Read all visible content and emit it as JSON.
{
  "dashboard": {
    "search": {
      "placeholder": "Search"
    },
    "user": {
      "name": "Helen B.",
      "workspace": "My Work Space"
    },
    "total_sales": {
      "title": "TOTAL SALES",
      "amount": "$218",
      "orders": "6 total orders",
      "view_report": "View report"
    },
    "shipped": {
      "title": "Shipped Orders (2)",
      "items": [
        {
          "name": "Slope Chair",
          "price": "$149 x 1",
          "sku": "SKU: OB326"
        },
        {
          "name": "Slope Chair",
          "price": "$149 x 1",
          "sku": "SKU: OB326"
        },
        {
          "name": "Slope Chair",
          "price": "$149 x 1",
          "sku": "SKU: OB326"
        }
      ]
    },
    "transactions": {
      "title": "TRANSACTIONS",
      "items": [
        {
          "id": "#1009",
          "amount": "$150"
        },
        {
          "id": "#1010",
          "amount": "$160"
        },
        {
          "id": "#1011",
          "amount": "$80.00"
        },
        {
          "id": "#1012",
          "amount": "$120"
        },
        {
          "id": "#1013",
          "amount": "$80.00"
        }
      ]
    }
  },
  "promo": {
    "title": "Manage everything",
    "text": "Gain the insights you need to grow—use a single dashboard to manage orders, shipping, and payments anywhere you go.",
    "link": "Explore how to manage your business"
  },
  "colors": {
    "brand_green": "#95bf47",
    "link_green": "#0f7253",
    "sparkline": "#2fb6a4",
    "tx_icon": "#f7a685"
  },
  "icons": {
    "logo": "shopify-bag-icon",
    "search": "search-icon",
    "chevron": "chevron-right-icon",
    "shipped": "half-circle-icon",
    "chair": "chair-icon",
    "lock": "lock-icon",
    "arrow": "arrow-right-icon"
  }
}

WHAT TO DO => Every entry in the listing must be retyped exactly.

THE RESULT =>
Read all visible content and emit it as JSON.
{
  "dashboard": {
    "search": {
      "placeholder": "Search"
    },
    "user": {
      "name": "Helen B.",
      "workspace": "My Work Space"
    },
    "total_sales": {
      "title": "TOTAL SALES",
      "amount": "$218",
      "orders": "6 total orders",
      "view_report": "View report"
    },
    "shipped": {
      "title": "Shipped Orders (2)",
      "items": [
        {
          "name": "Slope Chair",
          "price": "$149 x 1",
          "sku": "SKU: OB326"
        },
        {
          "name": "Slope Chair",
          "price": "$149 x 1",
          "sku": "SKU: OB326"
        },
        {
          "name": "Slope Chair",
          "price": "$149 x 1",
          "sku": "SKU: OB326"
        }
      ]
    },
    "transactions": {
      "title": "TRANSACTIONS",
      "items": [
        {
          "id": "#1009",
          "amount": "$150"
        },
        {
          "id": "#1010",
          "amount": "$160"
        },
        {
          "id": "#1011",
          "amount": "$80.00"
        },
        {
          "id": "#1012",
          "amount": "$120"
        },
        {
          "id": "#1013",
          "amount": "$80.00"
        }
      ]
    }
  },
  "promo": {
    "title": "Manage everything",
    "text": "Gain the insights you need to grow—use a single dashboard to manage orders, shipping, and payments anywhere you go.",
    "link": "Explore how to manage your business"
  },
  "colors": {
    "brand_green": "#95bf47",
    "link_green": "#0f7253",
    "sparkline": "#2fb6a4",
    "tx_icon": "#f7a685"
  },
  "icons": {
    "logo": "shopify-bag-icon",
    "search": "search-icon",
    "chevron": "chevron-right-icon",
    "shipped": "half-circle-icon",
    "chair": "chair-icon",
    "lock": "lock-icon",
    "arrow": "arrow-right-icon"
  }
}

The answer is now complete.